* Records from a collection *
§

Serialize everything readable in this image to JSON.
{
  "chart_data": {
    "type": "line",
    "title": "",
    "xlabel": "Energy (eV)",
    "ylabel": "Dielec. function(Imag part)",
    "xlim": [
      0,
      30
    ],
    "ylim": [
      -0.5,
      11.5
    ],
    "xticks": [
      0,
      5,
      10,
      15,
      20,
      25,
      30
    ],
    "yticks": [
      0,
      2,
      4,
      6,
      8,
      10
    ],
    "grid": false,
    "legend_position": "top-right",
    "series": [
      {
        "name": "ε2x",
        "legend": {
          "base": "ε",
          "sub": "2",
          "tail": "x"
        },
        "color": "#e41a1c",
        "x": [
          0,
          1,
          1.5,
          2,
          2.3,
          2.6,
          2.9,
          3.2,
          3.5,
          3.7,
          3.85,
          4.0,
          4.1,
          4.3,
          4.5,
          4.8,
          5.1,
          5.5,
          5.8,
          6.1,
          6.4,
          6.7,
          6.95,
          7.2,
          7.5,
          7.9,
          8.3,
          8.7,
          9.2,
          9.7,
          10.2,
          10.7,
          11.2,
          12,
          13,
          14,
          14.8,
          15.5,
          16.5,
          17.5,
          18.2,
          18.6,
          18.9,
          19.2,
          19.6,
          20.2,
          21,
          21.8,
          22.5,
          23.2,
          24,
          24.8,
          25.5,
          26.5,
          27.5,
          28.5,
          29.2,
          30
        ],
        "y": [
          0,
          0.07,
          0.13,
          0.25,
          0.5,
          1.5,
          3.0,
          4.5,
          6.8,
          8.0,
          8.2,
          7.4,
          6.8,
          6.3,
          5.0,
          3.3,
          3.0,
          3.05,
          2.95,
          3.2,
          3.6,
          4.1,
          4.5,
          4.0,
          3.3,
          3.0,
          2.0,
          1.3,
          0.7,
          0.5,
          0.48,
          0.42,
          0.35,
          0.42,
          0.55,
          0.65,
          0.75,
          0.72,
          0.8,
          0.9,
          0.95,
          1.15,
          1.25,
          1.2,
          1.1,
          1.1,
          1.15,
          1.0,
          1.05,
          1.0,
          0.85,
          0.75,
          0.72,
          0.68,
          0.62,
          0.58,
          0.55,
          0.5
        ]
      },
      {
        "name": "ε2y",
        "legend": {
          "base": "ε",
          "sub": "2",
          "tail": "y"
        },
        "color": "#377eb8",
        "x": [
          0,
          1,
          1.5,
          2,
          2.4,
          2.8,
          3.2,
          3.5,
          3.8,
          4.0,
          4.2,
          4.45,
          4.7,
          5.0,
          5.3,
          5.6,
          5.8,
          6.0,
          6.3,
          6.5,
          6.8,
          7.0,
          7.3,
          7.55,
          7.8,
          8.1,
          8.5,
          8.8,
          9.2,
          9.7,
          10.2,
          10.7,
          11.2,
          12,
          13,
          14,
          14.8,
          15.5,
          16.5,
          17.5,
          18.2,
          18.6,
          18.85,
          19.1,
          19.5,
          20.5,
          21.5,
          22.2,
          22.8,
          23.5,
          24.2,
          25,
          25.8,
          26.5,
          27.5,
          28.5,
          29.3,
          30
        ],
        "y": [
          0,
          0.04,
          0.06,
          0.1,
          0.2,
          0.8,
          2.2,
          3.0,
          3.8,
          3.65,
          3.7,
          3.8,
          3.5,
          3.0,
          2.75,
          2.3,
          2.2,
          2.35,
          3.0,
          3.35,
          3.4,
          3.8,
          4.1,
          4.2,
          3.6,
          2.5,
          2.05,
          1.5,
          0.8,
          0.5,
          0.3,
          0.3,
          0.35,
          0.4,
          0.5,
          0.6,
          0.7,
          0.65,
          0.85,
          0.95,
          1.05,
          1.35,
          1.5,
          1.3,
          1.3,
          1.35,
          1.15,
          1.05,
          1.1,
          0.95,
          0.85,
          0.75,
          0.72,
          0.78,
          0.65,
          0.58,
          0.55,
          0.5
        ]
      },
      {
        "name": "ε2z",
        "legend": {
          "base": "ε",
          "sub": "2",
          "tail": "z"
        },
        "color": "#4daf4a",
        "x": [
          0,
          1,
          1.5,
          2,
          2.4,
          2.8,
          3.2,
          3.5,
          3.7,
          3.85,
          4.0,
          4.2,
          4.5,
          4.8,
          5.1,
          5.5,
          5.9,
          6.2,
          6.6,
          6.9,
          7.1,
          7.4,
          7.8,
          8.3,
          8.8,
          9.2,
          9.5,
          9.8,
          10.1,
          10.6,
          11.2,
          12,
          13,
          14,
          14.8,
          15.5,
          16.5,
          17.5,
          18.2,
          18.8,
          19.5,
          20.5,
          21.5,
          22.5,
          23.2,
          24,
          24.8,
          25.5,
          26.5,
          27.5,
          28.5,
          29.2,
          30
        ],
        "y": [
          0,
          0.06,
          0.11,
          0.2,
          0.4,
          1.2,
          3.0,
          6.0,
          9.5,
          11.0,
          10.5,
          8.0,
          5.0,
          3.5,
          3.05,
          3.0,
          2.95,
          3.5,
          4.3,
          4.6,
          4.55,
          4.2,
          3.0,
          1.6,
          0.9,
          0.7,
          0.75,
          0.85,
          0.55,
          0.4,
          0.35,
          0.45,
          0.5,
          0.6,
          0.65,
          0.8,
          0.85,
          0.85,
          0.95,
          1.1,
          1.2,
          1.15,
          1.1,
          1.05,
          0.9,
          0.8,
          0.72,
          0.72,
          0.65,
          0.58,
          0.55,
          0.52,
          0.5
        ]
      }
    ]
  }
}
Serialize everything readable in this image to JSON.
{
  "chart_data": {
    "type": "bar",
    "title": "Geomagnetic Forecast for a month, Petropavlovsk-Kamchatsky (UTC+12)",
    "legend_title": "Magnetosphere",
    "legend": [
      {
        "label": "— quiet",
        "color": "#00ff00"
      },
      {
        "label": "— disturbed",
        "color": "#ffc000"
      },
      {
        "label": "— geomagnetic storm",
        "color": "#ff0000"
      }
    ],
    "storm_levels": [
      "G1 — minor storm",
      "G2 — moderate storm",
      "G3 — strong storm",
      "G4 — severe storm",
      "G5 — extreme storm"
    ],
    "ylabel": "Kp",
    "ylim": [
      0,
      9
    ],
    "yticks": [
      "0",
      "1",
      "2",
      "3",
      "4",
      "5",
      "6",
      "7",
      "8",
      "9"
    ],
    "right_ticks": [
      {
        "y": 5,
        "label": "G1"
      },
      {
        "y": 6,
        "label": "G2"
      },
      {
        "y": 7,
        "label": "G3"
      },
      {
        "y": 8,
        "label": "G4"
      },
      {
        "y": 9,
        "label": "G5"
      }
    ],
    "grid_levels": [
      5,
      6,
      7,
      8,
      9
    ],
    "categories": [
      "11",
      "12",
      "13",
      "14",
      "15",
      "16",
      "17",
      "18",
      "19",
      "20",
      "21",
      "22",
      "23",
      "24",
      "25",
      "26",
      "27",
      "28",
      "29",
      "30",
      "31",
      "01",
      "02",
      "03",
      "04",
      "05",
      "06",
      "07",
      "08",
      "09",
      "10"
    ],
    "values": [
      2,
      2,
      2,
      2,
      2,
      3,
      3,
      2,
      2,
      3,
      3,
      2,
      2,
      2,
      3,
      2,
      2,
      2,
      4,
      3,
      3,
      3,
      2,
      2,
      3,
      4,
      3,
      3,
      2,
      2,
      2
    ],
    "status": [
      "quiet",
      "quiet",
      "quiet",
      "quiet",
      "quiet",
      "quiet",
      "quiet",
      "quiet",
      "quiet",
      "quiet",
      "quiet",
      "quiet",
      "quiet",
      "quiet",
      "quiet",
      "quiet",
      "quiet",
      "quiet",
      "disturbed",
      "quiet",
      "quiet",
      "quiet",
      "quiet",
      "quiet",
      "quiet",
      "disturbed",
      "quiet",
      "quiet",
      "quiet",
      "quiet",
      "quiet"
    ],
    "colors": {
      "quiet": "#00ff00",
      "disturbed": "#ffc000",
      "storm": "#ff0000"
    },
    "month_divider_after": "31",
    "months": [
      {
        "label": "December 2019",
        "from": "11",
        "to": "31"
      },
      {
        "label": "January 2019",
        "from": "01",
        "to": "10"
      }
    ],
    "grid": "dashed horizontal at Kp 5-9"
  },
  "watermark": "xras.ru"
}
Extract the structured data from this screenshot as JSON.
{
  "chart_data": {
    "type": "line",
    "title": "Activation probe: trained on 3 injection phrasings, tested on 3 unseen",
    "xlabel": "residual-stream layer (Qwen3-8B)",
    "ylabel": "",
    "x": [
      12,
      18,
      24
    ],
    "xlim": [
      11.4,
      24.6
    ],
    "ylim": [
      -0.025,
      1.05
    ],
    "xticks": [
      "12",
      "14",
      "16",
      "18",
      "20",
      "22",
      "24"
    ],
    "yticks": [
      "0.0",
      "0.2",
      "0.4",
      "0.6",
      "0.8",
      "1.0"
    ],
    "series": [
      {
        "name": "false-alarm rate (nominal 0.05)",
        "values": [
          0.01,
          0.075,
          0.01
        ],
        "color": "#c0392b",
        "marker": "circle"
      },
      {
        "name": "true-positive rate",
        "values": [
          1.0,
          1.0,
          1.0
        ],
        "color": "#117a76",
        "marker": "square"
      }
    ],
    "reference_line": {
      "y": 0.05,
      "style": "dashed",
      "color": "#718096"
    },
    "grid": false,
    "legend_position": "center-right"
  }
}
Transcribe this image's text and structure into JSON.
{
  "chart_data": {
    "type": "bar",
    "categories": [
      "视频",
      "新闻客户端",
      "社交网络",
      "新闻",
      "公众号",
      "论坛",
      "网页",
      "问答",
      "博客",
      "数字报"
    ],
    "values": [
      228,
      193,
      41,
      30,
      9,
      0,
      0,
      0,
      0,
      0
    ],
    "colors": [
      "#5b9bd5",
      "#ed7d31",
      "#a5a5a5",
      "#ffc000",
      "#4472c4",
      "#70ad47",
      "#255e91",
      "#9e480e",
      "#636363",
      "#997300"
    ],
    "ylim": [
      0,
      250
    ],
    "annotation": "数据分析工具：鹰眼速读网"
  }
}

§

* Written problem *
Give back the lines above exactly, from the one with "Transcribe this image's" through the last line.

* Result for this task *
Transcribe this image's text and structure into JSON.
{
  "chart_data": {
    "type": "bar",
    "categories": [
      "视频",
      "新闻客户端",
      "社交网络",
      "新闻",
      "公众号",
      "论坛",
      "网页",
      "问答",
      "博客",
      "数字报"
    ],
    "values": [
      228,
      193,
      41,
      30,
      9,
      0,
      0,
      0,
      0,
      0
    ],
    "colors": [
      "#5b9bd5",
      "#ed7d31",
      "#a5a5a5",
      "#ffc000",
      "#4472c4",
      "#70ad47",
      "#255e91",
      "#9e480e",
      "#636363",
      "#997300"
    ],
    "ylim": [
      0,
      250
    ],
    "annotation": "数据分析工具：鹰眼速读网"
  }
}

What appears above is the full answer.